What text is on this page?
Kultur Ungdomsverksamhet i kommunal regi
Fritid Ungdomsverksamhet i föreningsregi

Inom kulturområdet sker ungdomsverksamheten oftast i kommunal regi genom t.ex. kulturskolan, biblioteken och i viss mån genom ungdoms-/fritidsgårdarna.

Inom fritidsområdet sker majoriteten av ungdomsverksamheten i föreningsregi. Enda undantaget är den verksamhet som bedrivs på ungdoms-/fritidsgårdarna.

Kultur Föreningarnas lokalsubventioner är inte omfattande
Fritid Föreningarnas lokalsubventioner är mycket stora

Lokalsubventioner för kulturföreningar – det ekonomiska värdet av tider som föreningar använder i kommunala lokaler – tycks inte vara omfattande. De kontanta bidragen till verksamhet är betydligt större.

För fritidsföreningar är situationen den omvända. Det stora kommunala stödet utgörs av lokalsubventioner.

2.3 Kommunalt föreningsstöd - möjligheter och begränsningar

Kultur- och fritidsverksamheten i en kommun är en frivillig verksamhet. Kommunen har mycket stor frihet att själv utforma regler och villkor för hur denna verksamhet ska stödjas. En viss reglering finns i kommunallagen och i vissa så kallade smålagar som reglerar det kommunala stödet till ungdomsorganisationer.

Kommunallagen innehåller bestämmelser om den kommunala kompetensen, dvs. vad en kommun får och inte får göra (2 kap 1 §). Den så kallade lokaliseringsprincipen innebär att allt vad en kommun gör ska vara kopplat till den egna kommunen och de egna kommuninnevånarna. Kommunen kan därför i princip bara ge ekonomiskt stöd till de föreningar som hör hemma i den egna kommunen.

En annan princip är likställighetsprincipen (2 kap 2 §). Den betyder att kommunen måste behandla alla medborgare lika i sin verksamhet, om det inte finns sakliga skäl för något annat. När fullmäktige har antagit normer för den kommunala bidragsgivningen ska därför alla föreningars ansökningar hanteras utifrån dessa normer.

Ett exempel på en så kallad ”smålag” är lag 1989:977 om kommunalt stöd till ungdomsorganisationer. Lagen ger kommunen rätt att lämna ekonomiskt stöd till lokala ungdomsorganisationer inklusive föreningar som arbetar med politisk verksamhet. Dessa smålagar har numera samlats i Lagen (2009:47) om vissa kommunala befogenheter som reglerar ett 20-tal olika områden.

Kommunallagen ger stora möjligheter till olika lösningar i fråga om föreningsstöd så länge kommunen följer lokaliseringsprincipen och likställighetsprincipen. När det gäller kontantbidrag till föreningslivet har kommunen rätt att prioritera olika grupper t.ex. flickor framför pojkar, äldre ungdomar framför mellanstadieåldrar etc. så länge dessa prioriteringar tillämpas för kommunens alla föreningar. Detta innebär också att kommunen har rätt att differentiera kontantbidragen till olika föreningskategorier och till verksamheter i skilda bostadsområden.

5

## The problem
Above are the entries; copy out every line among them that contains the word "innebär".

## Exercise solution
Kommunallagen innehåller bestämmelser om den kommunala kompetensen, dvs. vad en kommun får och inte får göra (2 kap 1 §). Den så kallade lokaliseringsprincipen innebär att allt vad en kommun gör ska vara kopplat till den egna kommunen och de egna kommuninnevånarna. Kommunen kan därför i princip bara ge ekonomiskt stöd till de föreningar som hör hemma i den egna kommunen.
Kommunallagen ger stora möjligheter till olika lösningar i fråga om föreningsstöd så länge kommunen följer lokaliseringsprincipen och likställighetsprincipen. När det gäller kontantbidrag till föreningslivet har kommunen rätt att prioritera olika grupper t.ex. flickor framför pojkar, äldre ungdomar framför mellanstadieåldrar etc. så länge dessa prioriteringar tillämpas för kommunens alla föreningar. Detta innebär också att kommunen har rätt att differentiera kontantbidragen till olika föreningskategorier och till verksamheter i skilda bostadsområden.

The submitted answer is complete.